# What you need to do
Copy everything in the data below exactly except the pictures.
** Begin Dataset records **
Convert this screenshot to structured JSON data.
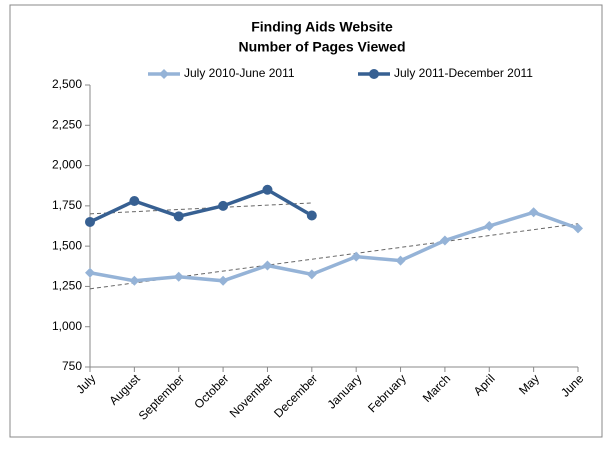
{
  "chart_data": {
    "type": "line",
    "title": "Finding Aids Website",
    "subtitle": "Number of Pages Viewed",
    "categories": [
      "July",
      "August",
      "September",
      "October",
      "November",
      "December",
      "January",
      "February",
      "March",
      "April",
      "May",
      "June"
    ],
    "series": [
      {
        "name": "July 2010-June 2011",
        "color": "#95b3d7",
        "marker": "diamond",
        "values": [
          1335,
          1285,
          1310,
          1285,
          1380,
          1325,
          1435,
          1410,
          1535,
          1625,
          1710,
          1610
        ]
      },
      {
        "name": "July 2011-December 2011",
        "color": "#376092",
        "marker": "circle",
        "values": [
          1650,
          1780,
          1685,
          1750,
          1850,
          1690,
          null,
          null,
          null,
          null,
          null,
          null
        ]
      }
    ],
    "ylim": [
      750,
      2500
    ],
    "yticks": [
      750,
      {
        "value": 1000,
        "label": "1,000"
      },
      {
        "value": 1250,
        "label": "1,250"
      },
      {
        "value": 1500,
        "label": "1,500"
      },
      {
        "value": 1750,
        "label": "1,750"
      },
      {
        "value": 2000,
        "label": "2,000"
      },
      {
        "value": 2250,
        "label": "2,250"
      },
      {
        "value": 2500,
        "label": "2,500"
      }
    ],
    "trendline": true,
    "legend": "top",
    "grid": false
  }
}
** End Dataset records **
# Result
Convert this screenshot to structured JSON data.
{
  "chart_data": {
    "type": "line",
    "title": "Finding Aids Website",
    "subtitle": "Number of Pages Viewed",
    "categories": [
      "July",
      "August",
      "September",
      "October",
      "November",
      "December",
      "January",
      "February",
      "March",
      "April",
      "May",
      "June"
    ],
    "series": [
      {
        "name": "July 2010-June 2011",
        "color": "#95b3d7",
        "marker": "diamond",
        "values": [
          1335,
          1285,
          1310,
          1285,
          1380,
          1325,
          1435,
          1410,
          1535,
          1625,
          1710,
          1610
        ]
      },
      {
        "name": "July 2011-December 2011",
        "color": "#376092",
        "marker": "circle",
        "values": [
          1650,
          1780,
          1685,
          1750,
          1850,
          1690,
          null,
          null,
          null,
          null,
          null,
          null
        ]
      }
    ],
    "ylim": [
      750,
      2500
    ],
    "yticks": [
      750,
      {
        "value": 1000,
        "label": "1,000"
      },
      {
        "value": 1250,
        "label": "1,250"
      },
      {
        "value": 1500,
        "label": "1,500"
      },
      {
        "value": 1750,
        "label": "1,750"
      },
      {
        "value": 2000,
        "label": "2,000"
      },
      {
        "value": 2250,
        "label": "2,250"
      },
      {
        "value": 2500,
        "label": "2,500"
      }
    ],
    "trendline": true,
    "legend": "top",
    "grid": false
  }
}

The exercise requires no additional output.